◆ WORK INSTRUCTIONS ◆
The listing below should be copied in full, word for word.

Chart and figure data
==================================================

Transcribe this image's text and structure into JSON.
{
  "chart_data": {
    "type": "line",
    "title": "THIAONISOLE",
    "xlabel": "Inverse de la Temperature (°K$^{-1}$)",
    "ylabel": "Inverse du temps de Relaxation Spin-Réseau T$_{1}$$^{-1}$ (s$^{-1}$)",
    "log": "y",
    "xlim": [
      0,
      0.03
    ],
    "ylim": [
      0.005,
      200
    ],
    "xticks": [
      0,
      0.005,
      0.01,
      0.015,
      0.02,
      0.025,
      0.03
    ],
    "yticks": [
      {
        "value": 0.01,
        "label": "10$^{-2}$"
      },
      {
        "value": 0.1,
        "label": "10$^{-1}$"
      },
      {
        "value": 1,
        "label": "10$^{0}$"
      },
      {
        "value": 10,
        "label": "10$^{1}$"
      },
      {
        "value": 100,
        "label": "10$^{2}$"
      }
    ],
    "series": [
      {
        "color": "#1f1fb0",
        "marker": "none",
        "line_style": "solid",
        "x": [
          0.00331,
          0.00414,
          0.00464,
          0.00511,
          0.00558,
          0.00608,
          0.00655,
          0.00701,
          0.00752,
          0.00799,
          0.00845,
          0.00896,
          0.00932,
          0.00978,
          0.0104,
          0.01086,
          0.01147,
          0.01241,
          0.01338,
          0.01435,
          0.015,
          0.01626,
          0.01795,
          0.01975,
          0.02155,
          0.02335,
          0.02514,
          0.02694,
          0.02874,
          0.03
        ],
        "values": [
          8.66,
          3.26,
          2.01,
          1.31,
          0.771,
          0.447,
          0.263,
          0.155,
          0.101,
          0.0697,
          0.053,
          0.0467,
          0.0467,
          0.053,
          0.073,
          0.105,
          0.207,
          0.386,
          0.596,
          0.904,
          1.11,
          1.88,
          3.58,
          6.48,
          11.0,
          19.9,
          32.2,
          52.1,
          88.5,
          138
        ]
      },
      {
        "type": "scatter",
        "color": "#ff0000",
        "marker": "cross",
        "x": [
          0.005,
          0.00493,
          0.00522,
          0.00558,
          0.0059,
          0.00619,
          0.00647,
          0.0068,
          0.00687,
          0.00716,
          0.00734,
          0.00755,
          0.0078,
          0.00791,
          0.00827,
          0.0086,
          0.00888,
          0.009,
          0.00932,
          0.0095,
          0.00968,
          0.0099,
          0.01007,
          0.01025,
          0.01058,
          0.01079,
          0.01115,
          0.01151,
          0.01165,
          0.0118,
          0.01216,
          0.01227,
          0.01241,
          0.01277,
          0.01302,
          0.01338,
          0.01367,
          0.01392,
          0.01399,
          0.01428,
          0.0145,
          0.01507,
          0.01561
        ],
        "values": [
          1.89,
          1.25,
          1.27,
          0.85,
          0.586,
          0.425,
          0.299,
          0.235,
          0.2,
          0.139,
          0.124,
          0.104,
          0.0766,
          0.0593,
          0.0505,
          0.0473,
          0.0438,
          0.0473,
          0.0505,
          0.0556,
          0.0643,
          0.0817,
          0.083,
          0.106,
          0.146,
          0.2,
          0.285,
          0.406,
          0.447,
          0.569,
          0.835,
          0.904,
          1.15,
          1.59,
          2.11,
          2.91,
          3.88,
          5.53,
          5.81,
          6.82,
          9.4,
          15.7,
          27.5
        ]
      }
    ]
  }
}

==================================================

◆ EXERCISE RESPONSE ◆
Transcribe this image's text and structure into JSON.
{
  "chart_data": {
    "type": "line",
    "title": "THIAONISOLE",
    "xlabel": "Inverse de la Temperature (°K$^{-1}$)",
    "ylabel": "Inverse du temps de Relaxation Spin-Réseau T$_{1}$$^{-1}$ (s$^{-1}$)",
    "log": "y",
    "xlim": [
      0,
      0.03
    ],
    "ylim": [
      0.005,
      200
    ],
    "xticks": [
      0,
      0.005,
      0.01,
      0.015,
      0.02,
      0.025,
      0.03
    ],
    "yticks": [
      {
        "value": 0.01,
        "label": "10$^{-2}$"
      },
      {
        "value": 0.1,
        "label": "10$^{-1}$"
      },
      {
        "value": 1,
        "label": "10$^{0}$"
      },
      {
        "value": 10,
        "label": "10$^{1}$"
      },
      {
        "value": 100,
        "label": "10$^{2}$"
      }
    ],
    "series": [
      {
        "color": "#1f1fb0",
        "marker": "none",
        "line_style": "solid",
        "x": [
          0.00331,
          0.00414,
          0.00464,
          0.00511,
          0.00558,
          0.00608,
          0.00655,
          0.00701,
          0.00752,
          0.00799,
          0.00845,
          0.00896,
          0.00932,
          0.00978,
          0.0104,
          0.01086,
          0.01147,
          0.01241,
          0.01338,
          0.01435,
          0.015,
          0.01626,
          0.01795,
          0.01975,
          0.02155,
          0.02335,
          0.02514,
          0.02694,
          0.02874,
          0.03
        ],
        "values": [
          8.66,
          3.26,
          2.01,
          1.31,
          0.771,
          0.447,
          0.263,
          0.155,
          0.101,
          0.0697,
          0.053,
          0.0467,
          0.0467,
          0.053,
          0.073,
          0.105,
          0.207,
          0.386,
          0.596,
          0.904,
          1.11,
          1.88,
          3.58,
          6.48,
          11.0,
          19.9,
          32.2,
          52.1,
          88.5,
          138
        ]
      },
      {
        "type": "scatter",
        "color": "#ff0000",
        "marker": "cross",
        "x": [
          0.005,
          0.00493,
          0.00522,
          0.00558,
          0.0059,
          0.00619,
          0.00647,
          0.0068,
          0.00687,
          0.00716,
          0.00734,
          0.00755,
          0.0078,
          0.00791,
          0.00827,
          0.0086,
          0.00888,
          0.009,
          0.00932,
          0.0095,
          0.00968,
          0.0099,
          0.01007,
          0.01025,
          0.01058,
          0.01079,
          0.01115,
          0.01151,
          0.01165,
          0.0118,
          0.01216,
          0.01227,
          0.01241,
          0.01277,
          0.01302,
          0.01338,
          0.01367,
          0.01392,
          0.01399,
          0.01428,
          0.0145,
          0.01507,
          0.01561
        ],
        "values": [
          1.89,
          1.25,
          1.27,
          0.85,
          0.586,
          0.425,
          0.299,
          0.235,
          0.2,
          0.139,
          0.124,
          0.104,
          0.0766,
          0.0593,
          0.0505,
          0.0473,
          0.0438,
          0.0473,
          0.0505,
          0.0556,
          0.0643,
          0.0817,
          0.083,
          0.106,
          0.146,
          0.2,
          0.285,
          0.406,
          0.447,
          0.569,
          0.835,
          0.904,
          1.15,
          1.59,
          2.11,
          2.91,
          3.88,
          5.53,
          5.81,
          6.82,
          9.4,
          15.7,
          27.5
        ]
      }
    ]
  }
}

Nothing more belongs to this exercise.